El hilo entre Balzac y Simenon

Claude Chabrol quedará como uno de los platos más exquisitos del cine francés del pasado siglo

E. RODRÍGUEZ MARCHANTE

Definitivamente, Claude Chabrol quedará como uno de los platos más exquisitos del cine francés del pasado siglo; aunque, dada su afición a la buena mesa, también podría ser que despuntara al fin como un sabor, como un género propio de la cocina francesa. Tan clasificado ... como inclasificable, fundador o inspirador de la Nouvelle Vague y a la vuelta de la década repudiado por ella, cineasta de ojo cóncavo que unía el realismo con la socarronería, y que viene a ser el hilo en imágenes que le da un pespunte a Balzac y a Simenon.

[Registros contenidos en un conjunto de datos]
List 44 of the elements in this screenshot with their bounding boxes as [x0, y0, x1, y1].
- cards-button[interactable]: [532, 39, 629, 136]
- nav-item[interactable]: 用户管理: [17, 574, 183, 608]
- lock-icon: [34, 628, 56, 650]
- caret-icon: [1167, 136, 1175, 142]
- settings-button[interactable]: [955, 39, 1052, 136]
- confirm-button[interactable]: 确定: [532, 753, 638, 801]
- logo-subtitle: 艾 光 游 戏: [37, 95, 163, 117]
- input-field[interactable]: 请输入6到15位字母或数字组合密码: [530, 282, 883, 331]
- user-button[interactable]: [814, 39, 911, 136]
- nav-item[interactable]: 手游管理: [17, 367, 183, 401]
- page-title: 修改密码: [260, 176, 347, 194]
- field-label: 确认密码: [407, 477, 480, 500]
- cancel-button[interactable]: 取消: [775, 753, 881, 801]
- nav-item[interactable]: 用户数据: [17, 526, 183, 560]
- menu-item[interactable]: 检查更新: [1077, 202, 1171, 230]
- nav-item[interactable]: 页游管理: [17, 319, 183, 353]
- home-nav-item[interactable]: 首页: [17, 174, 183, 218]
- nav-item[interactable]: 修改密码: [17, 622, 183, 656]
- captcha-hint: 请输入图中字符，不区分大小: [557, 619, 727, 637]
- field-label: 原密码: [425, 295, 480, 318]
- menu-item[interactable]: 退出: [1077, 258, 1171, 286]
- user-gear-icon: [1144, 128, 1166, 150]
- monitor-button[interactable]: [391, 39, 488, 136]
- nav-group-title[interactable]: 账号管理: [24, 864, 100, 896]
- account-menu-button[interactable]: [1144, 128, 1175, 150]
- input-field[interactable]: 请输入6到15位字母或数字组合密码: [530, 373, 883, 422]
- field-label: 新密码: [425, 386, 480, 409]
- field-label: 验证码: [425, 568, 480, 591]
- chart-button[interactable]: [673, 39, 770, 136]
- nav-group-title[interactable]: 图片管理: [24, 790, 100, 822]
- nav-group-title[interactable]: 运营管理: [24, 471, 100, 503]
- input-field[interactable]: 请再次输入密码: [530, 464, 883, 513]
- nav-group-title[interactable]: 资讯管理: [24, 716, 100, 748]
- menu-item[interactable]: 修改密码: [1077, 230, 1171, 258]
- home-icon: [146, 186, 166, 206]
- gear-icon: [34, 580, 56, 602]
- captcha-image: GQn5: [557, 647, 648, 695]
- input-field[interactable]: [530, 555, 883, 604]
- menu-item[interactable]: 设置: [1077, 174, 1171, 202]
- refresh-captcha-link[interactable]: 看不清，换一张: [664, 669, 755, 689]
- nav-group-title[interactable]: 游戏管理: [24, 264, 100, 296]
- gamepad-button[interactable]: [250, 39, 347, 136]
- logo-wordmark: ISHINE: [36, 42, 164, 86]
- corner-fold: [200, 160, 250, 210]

Ejercicio A >>
Responde estas preguntas sobre el texto dedicado a Claude Chabrol:
(i) ¿Quién firma el texto?
(ii) ¿A qué afición de Chabrol se alude?
(iii) ¿Qué relación con la Nouvelle Vague se le atribuye?
Ejercicio B >> Prosigue el texto sobre Claude Chabrol a partir de su última oración.

Respuesta A >>
(i) E. Rodríguez Marchante.
(ii) A su afición a la buena mesa.
(iii) Fue fundador o inspirador de la Nouvelle Vague y, a la vuelta de la década, repudiado por ella.

Respuesta B >>
No muchos estuvieron en la línea de salida del mejor cine francés: él sí. En 1959, François Truffaut y Alain Resnais triunfaban en el Festival de Cannes con «Los 400 golpes» y con «Hiroshima mon amour», y Claude Chabrol gana el Oso de Oro en el Festival de Berlín con «Los primos», que debiera de haber sido la película inaugural de su filmografía, pero se adelantó a sí mismo con «El Bello Segio». Gran escritor pero mejor lector, Chabrol prefirió exprimir a otros antes que a sí mismo para la pantalla, y probablemente sea el mejor, o al menos el más variado, certero y respetuoso adaptador al cine de algunos de los mejores novelistas y sus mejores novelas, como «Madame Bovary» o «Días tranquilos en Clichy». Aunque el tópico, por otra parte certero, que lo precede siempre es el de fino observador de la burguesía francesa de provincias, a la cual ha exprimido visual y moralmente en gran parte de su filmografía, con la peculiaridad de que, al mismo tiempo que dibujaba su irónico retrato, lo procuraba enmarcar dentro del gran género literario de su siglo, el negro. Y de esa aleación entre lo burgués y la negrura cristalizó su estilo.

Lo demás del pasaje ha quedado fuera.